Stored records
>> Begin

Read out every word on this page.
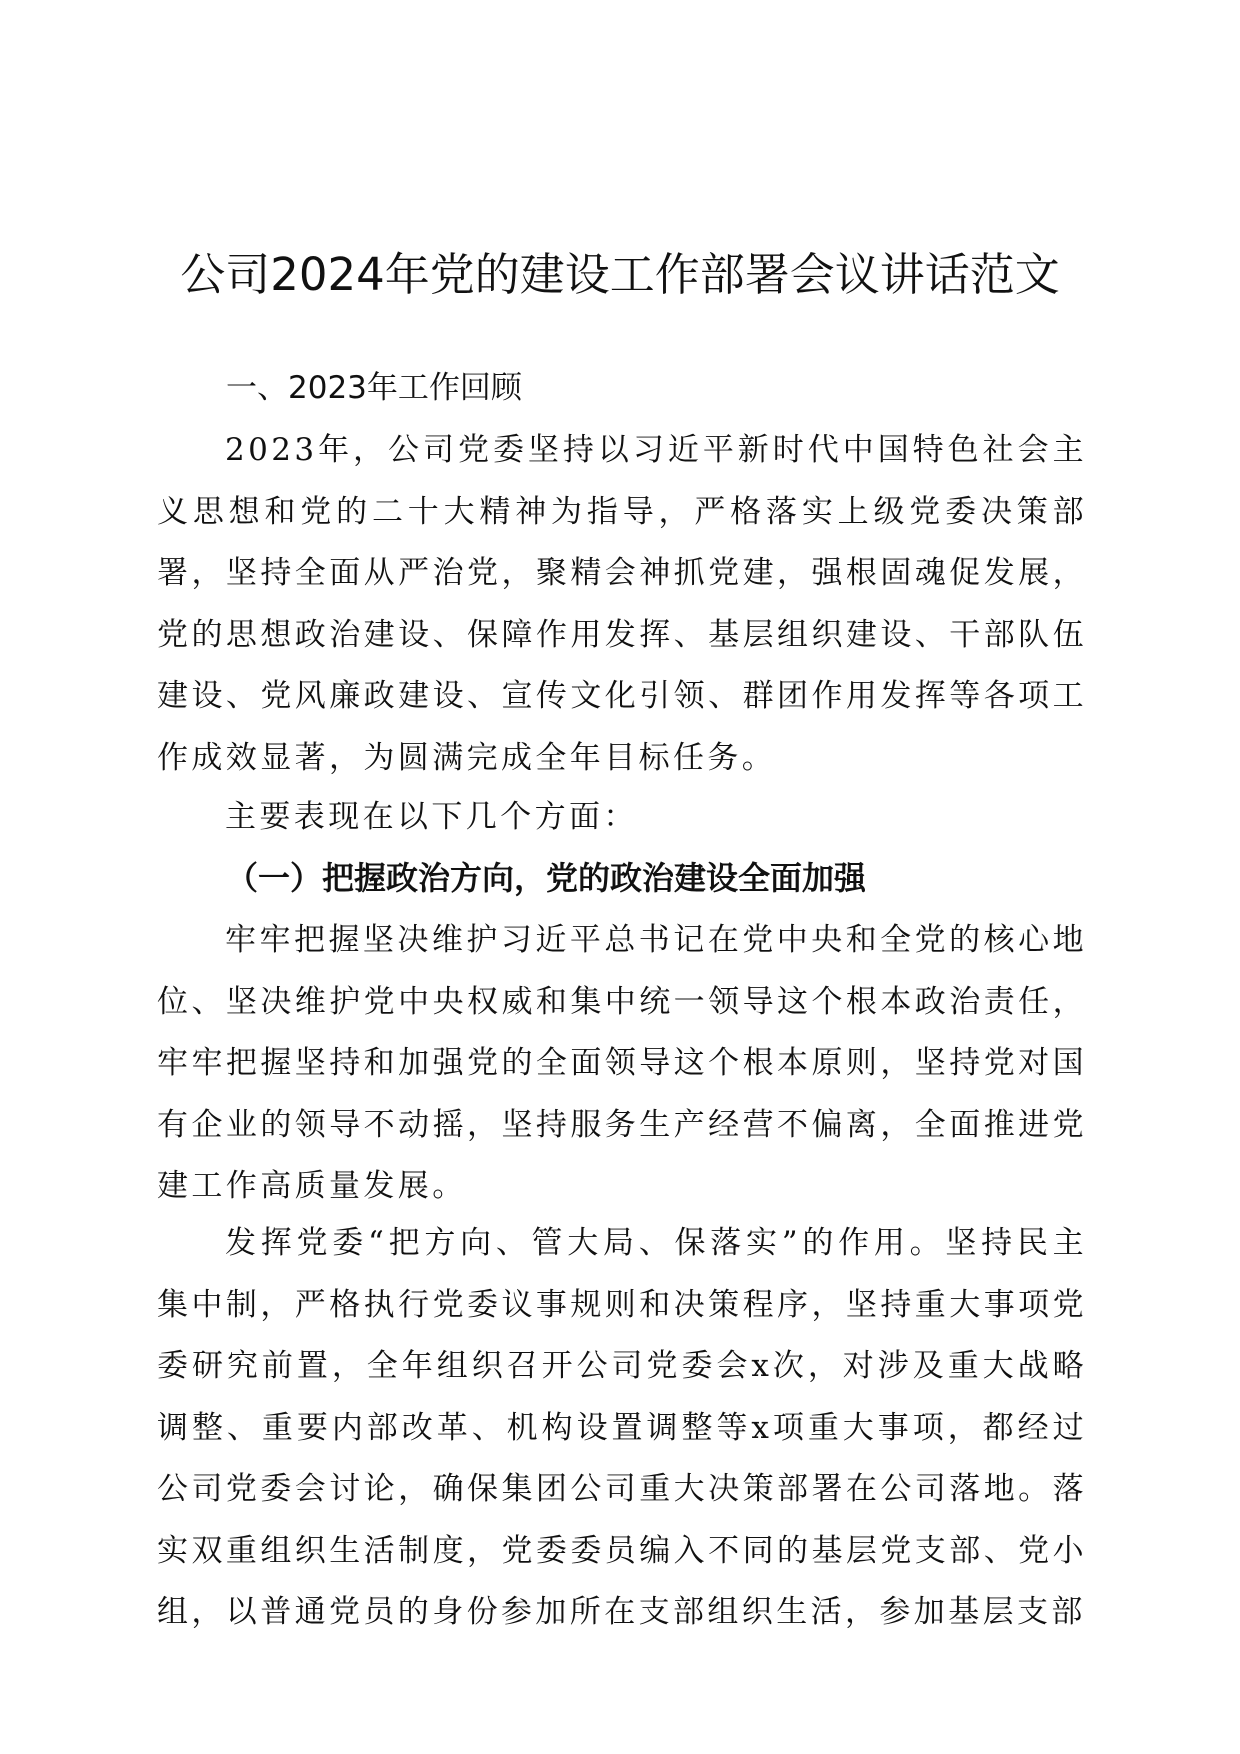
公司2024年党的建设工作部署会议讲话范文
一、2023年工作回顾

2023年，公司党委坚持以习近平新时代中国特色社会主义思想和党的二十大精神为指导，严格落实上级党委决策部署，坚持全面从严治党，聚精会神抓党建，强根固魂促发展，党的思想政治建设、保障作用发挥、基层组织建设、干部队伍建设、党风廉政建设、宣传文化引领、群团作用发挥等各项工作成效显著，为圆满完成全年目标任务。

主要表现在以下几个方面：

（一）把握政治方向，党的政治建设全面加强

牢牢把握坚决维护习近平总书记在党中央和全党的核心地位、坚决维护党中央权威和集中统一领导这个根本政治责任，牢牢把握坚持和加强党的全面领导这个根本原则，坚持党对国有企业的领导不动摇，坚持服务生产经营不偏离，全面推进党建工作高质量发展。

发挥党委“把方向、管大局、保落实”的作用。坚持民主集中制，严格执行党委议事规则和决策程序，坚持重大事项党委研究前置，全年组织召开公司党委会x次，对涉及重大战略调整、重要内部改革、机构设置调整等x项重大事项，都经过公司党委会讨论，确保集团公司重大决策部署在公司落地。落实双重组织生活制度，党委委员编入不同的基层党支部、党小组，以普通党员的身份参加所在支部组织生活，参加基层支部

>> End

#### YOUR INSTRUCTIONS:
Give an exact reproduction of every line, leaving out any picture.

#### ANSWER IN FULL:
Read out every word on this page.
公司2024年党的建设工作部署会议讲话范文
一、2023年工作回顾

2023年，公司党委坚持以习近平新时代中国特色社会主义思想和党的二十大精神为指导，严格落实上级党委决策部署，坚持全面从严治党，聚精会神抓党建，强根固魂促发展，党的思想政治建设、保障作用发挥、基层组织建设、干部队伍建设、党风廉政建设、宣传文化引领、群团作用发挥等各项工作成效显著，为圆满完成全年目标任务。

主要表现在以下几个方面：

（一）把握政治方向，党的政治建设全面加强

牢牢把握坚决维护习近平总书记在党中央和全党的核心地位、坚决维护党中央权威和集中统一领导这个根本政治责任，牢牢把握坚持和加强党的全面领导这个根本原则，坚持党对国有企业的领导不动摇，坚持服务生产经营不偏离，全面推进党建工作高质量发展。

发挥党委“把方向、管大局、保落实”的作用。坚持民主集中制，严格执行党委议事规则和决策程序，坚持重大事项党委研究前置，全年组织召开公司党委会x次，对涉及重大战略调整、重要内部改革、机构设置调整等x项重大事项，都经过公司党委会讨论，确保集团公司重大决策部署在公司落地。落实双重组织生活制度，党委委员编入不同的基层党支部、党小组，以普通党员的身份参加所在支部组织生活，参加基层支部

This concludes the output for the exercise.